## Short problem
Retype each line of the material exactly, please, skipping any picture in it.

## Records for this exercise
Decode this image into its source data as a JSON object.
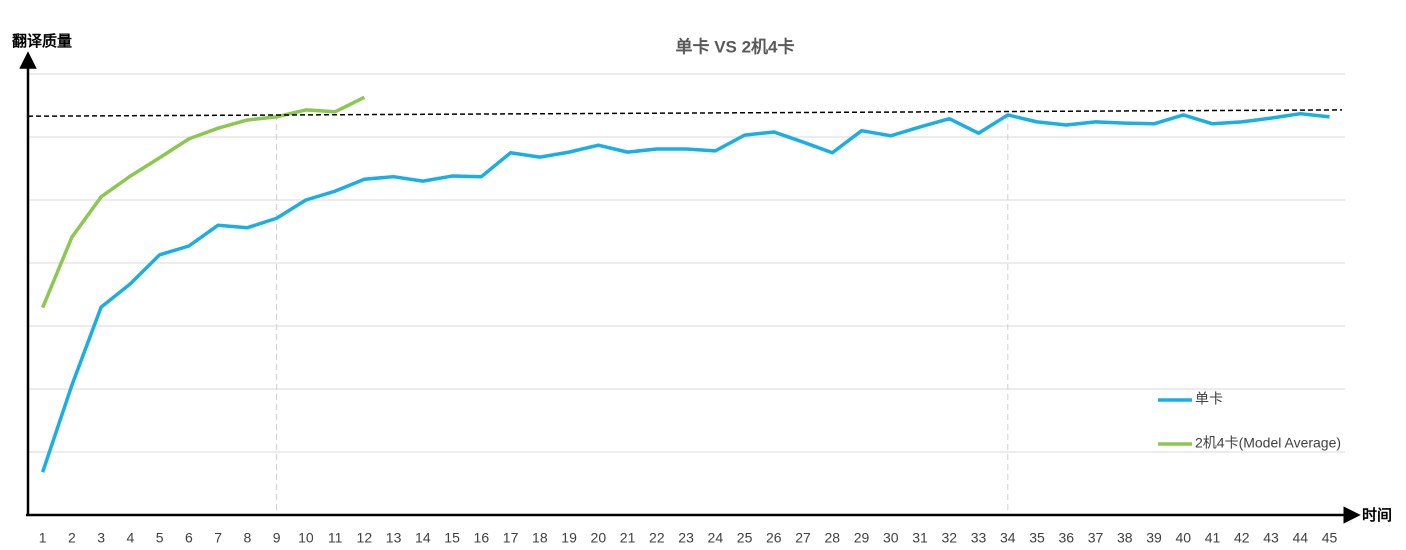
{
  "chart_data": {
    "type": "line",
    "title": "单卡 VS 2机4卡",
    "y_label": "翻译质量",
    "x_label": "时间",
    "x": [
      1,
      2,
      3,
      4,
      5,
      6,
      7,
      8,
      9,
      10,
      11,
      12,
      13,
      14,
      15,
      16,
      17,
      18,
      19,
      20,
      21,
      22,
      23,
      24,
      25,
      26,
      27,
      28,
      29,
      30,
      31,
      32,
      33,
      34,
      35,
      36,
      37,
      38,
      39,
      40,
      41,
      42,
      43,
      44,
      45
    ],
    "xlim": [
      0.5,
      45.7
    ],
    "ylim": [
      0,
      7
    ],
    "yticks": [
      1,
      2,
      3,
      4,
      5,
      6,
      7
    ],
    "grid": true,
    "target_line": [
      6.33,
      6.43
    ],
    "reference_x": [
      9,
      34
    ],
    "legend": "bottom-right",
    "series": [
      {
        "name": "单卡",
        "color": "#1aaee5",
        "values": [
          0.68,
          2.06,
          3.3,
          3.67,
          4.13,
          4.27,
          4.6,
          4.56,
          4.71,
          5.0,
          5.14,
          5.33,
          5.37,
          5.3,
          5.38,
          5.37,
          5.75,
          5.68,
          5.76,
          5.87,
          5.76,
          5.81,
          5.81,
          5.78,
          6.03,
          6.08,
          5.92,
          5.75,
          6.1,
          6.02,
          6.16,
          6.29,
          6.06,
          6.35,
          6.24,
          6.19,
          6.24,
          6.22,
          6.21,
          6.35,
          6.21,
          6.24,
          6.3,
          6.37,
          6.32
        ]
      },
      {
        "name": "2机4卡(Model Average)",
        "color": "#8cc751",
        "values": [
          3.29,
          4.41,
          5.05,
          5.38,
          5.67,
          5.97,
          6.14,
          6.27,
          6.32,
          6.43,
          6.4,
          6.63,
          null,
          null,
          null,
          null,
          null,
          null,
          null,
          null,
          null,
          null,
          null,
          null,
          null,
          null,
          null,
          null,
          null,
          null,
          null,
          null,
          null,
          null,
          null,
          null,
          null,
          null,
          null,
          null,
          null,
          null,
          null,
          null,
          null
        ]
      }
    ]
  }
}
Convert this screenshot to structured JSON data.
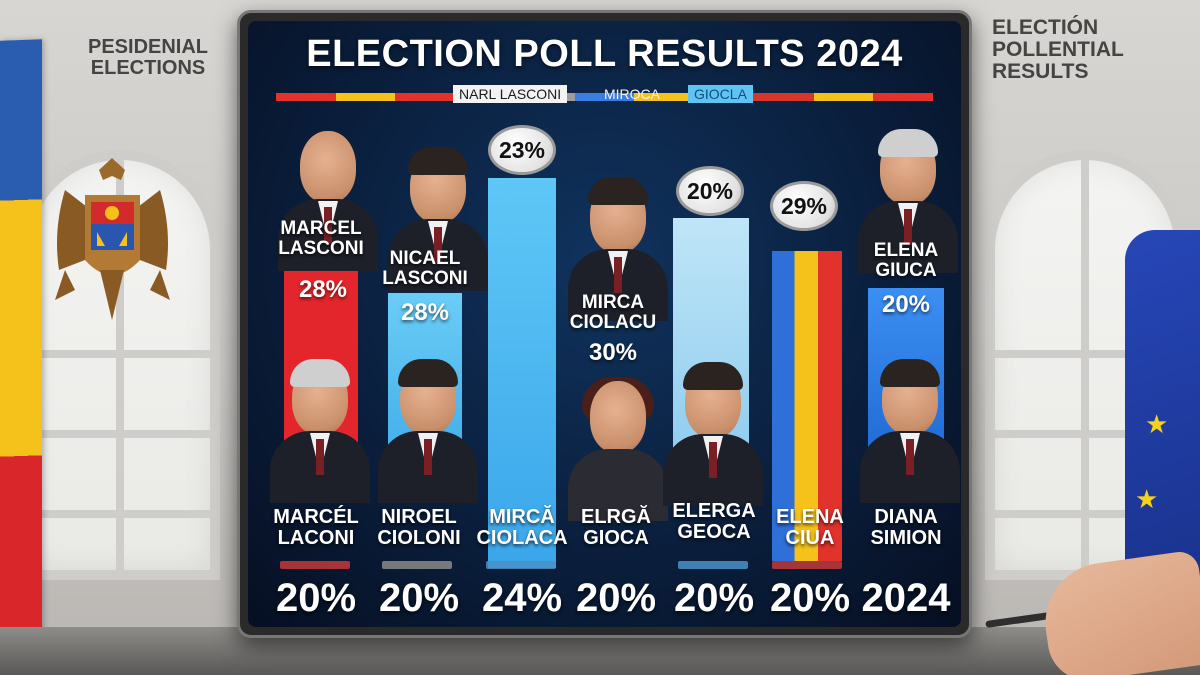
{
  "background": {
    "left_caption_line1": "PESIDENIAL",
    "left_caption_line2": "ELECTIONS",
    "right_caption_line1": "ELECTIÓN",
    "right_caption_line2": "POLLENTIAL",
    "right_caption_line3": "RESULTS",
    "flag_left_colors": [
      "#2a5db0",
      "#f4c21b",
      "#d8262b"
    ],
    "flag_right_color": "#1d3798"
  },
  "screen": {
    "title": "ELECTION POLL RESULTS 2024",
    "sub_labels": [
      "NARL LASCONI",
      "MIROCA",
      "GIOCLA"
    ],
    "strip_colors": [
      "#e2322c",
      "#f4c21b",
      "#e2322c",
      "#3a7ee0",
      "#9d9d9d",
      "#3a7ee0",
      "#f4c21b",
      "#e2322c",
      "#d8362a",
      "#f4c21b",
      "#e2322c"
    ]
  },
  "upper_row": [
    {
      "name_line1": "MARCEL",
      "name_line2": "LASCONI",
      "percent": "28%",
      "bar_color": "#e3262b"
    },
    {
      "name_line1": "NICAEL",
      "name_line2": "LASCONI",
      "percent": "28%",
      "bar_color": "#4fbdf0"
    },
    {
      "name_line1": "",
      "name_line2": "",
      "percent": "23%",
      "bar_color": "#5fc7f6"
    },
    {
      "name_line1": "MIRCA",
      "name_line2": "CIOLACU",
      "percent": "30%",
      "bar_color": ""
    },
    {
      "name_line1": "",
      "name_line2": "",
      "percent": "20%",
      "bar_color": "#a9dcf5"
    },
    {
      "name_line1": "",
      "name_line2": "",
      "percent": "29%",
      "bar_color": "tricolor"
    },
    {
      "name_line1": "ELENA",
      "name_line2": "GIUCA",
      "percent": "20%",
      "bar_color": "#2a7ff0"
    }
  ],
  "lower_row": [
    {
      "name_line1": "MARCÉL",
      "name_line2": "LACONI",
      "percent": "20%"
    },
    {
      "name_line1": "NIROEL",
      "name_line2": "CIOLONI",
      "percent": "20%"
    },
    {
      "name_line1": "MIRCĂ",
      "name_line2": "CIOLACA",
      "percent": "24%"
    },
    {
      "name_line1": "ELRGĂ",
      "name_line2": "GIOCA",
      "percent": "20%"
    },
    {
      "name_line1": "ELERGA",
      "name_line2": "GEOCA",
      "percent": "20%"
    },
    {
      "name_line1": "ELENA",
      "name_line2": "CIUA",
      "percent": "20%"
    },
    {
      "name_line1": "DIANA",
      "name_line2": "SIMION",
      "percent": "2024"
    }
  ]
}
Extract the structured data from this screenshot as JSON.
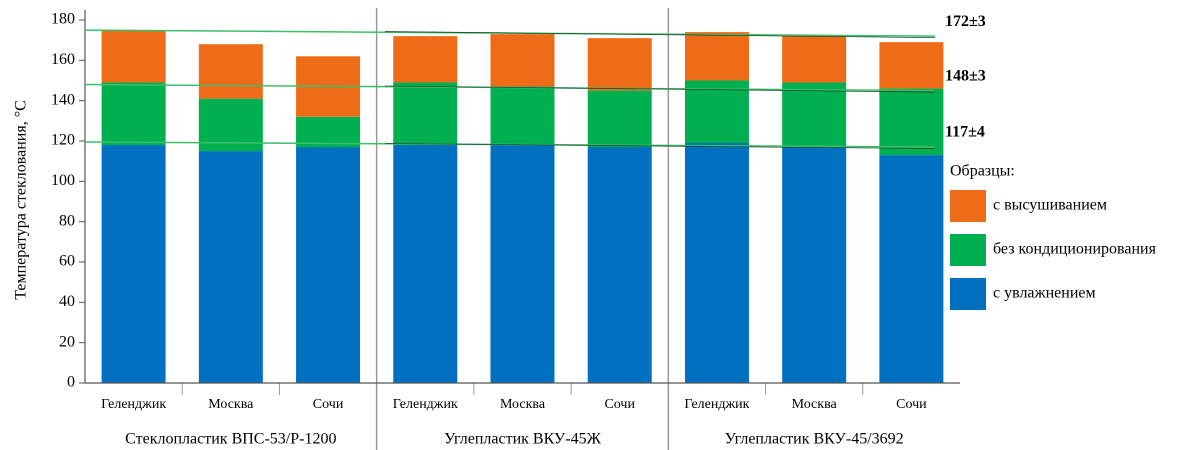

## Solved exercise
Decode this image into its source data as a JSON object.
{
  "chart_data": {
    "type": "line",
    "title": "单卡 VS 2机4卡",
    "y_label": "翻译质量",
    "x_label": "时间",
    "x": [
      1,
      2,
      3,
      4,
      5,
      6,
      7,
      8,
      9,
      10,
      11,
      12,
      13,
      14,
      15,
      16,
      17,
      18,
      19,
      20,
      21,
      22,
      23,
      24,
      25,
      26,
      27,
      28,
      29,
      30,
      31,
      32,
      33,
      34,
      35,
      36,
      37,
      38,
      39,
      40,
      41,
      42,
      43,
      44,
      45
    ],
    "xlim": [
      0.5,
      45.7
    ],
    "ylim": [
      0,
      7
    ],
    "yticks": [
      1,
      2,
      3,
      4,
      5,
      6,
      7
    ],
    "grid": true,
    "target_line": [
      6.33,
      6.43
    ],
    "reference_x": [
      9,
      34
    ],
    "legend": "bottom-right",
    "series": [
      {
        "name": "单卡",
        "color": "#1aaee5",
        "values": [
          0.68,
          2.06,
          3.3,
          3.67,
          4.13,
          4.27,
          4.6,
          4.56,
          4.71,
          5.0,
          5.14,
          5.33,
          5.37,
          5.3,
          5.38,
          5.37,
          5.75,
          5.68,
          5.76,
          5.87,
          5.76,
          5.81,
          5.81,
          5.78,
          6.03,
          6.08,
          5.92,
          5.75,
          6.1,
          6.02,
          6.16,
          6.29,
          6.06,
          6.35,
          6.24,
          6.19,
          6.24,
          6.22,
          6.21,
          6.35,
          6.21,
          6.24,
          6.3,
          6.37,
          6.32
        ]
      },
      {
        "name": "2机4卡(Model Average)",
        "color": "#8cc751",
        "values": [
          3.29,
          4.41,
          5.05,
          5.38,
          5.67,
          5.97,
          6.14,
          6.27,
          6.32,
          6.43,
          6.4,
          6.63,
          null,
          null,
          null,
          null,
          null,
          null,
          null,
          null,
          null,
          null,
          null,
          null,
          null,
          null,
          null,
          null,
          null,
          null,
          null,
          null,
          null,
          null,
          null,
          null,
          null,
          null,
          null,
          null,
          null,
          null,
          null,
          null,
          null
        ]
      }
    ]
  }
}
Convert this screenshot to structured JSON data.
{
  "background": {
    "left_caption_line1": "PESIDENIAL",
    "left_caption_line2": "ELECTIONS",
    "right_caption_line1": "ELECTIÓN",
    "right_caption_line2": "POLLENTIAL",
    "right_caption_line3": "RESULTS",
    "flag_left_colors": [
      "#2a5db0",
      "#f4c21b",
      "#d8262b"
    ],
    "flag_right_color": "#1d3798"
  },
  "screen": {
    "title": "ELECTION POLL RESULTS 2024",
    "sub_labels": [
      "NARL LASCONI",
      "MIROCA",
      "GIOCLA"
    ],
    "strip_colors": [
      "#e2322c",
      "#f4c21b",
      "#e2322c",
      "#3a7ee0",
      "#9d9d9d",
      "#3a7ee0",
      "#f4c21b",
      "#e2322c",
      "#d8362a",
      "#f4c21b",
      "#e2322c"
    ]
  },
  "upper_row": [
    {
      "name_line1": "MARCEL",
      "name_line2": "LASCONI",
      "percent": "28%",
      "bar_color": "#e3262b"
    },
    {
      "name_line1": "NICAEL",
      "name_line2": "LASCONI",
      "percent": "28%",
      "bar_color": "#4fbdf0"
    },
    {
      "name_line1": "",
      "name_line2": "",
      "percent": "23%",
      "bar_color": "#5fc7f6"
    },
    {
      "name_line1": "MIRCA",
      "name_line2": "CIOLACU",
      "percent": "30%",
      "bar_color": ""
    },
    {
      "name_line1": "",
      "name_line2": "",
      "percent": "20%",
      "bar_color": "#a9dcf5"
    },
    {
      "name_line1": "",
      "name_line2": "",
      "percent": "29%",
      "bar_color": "tricolor"
    },
    {
      "name_line1": "ELENA",
      "name_line2": "GIUCA",
      "percent": "20%",
      "bar_color": "#2a7ff0"
    }
  ],
  "lower_row": [
    {
      "name_line1": "MARCÉL",
      "name_line2": "LACONI",
      "percent": "20%"
    },
    {
      "name_line1": "NIROEL",
      "name_line2": "CIOLONI",
      "percent": "20%"
    },
    {
      "name_line1": "MIRCĂ",
      "name_line2": "CIOLACA",
      "percent": "24%"
    },
    {
      "name_line1": "ELRGĂ",
      "name_line2": "GIOCA",
      "percent": "20%"
    },
    {
      "name_line1": "ELERGA",
      "name_line2": "GEOCA",
      "percent": "20%"
    },
    {
      "name_line1": "ELENA",
      "name_line2": "CIUA",
      "percent": "20%"
    },
    {
      "name_line1": "DIANA",
      "name_line2": "SIMION",
      "percent": "2024"
    }
  ]
}
Extract the structured data from this screenshot as JSON.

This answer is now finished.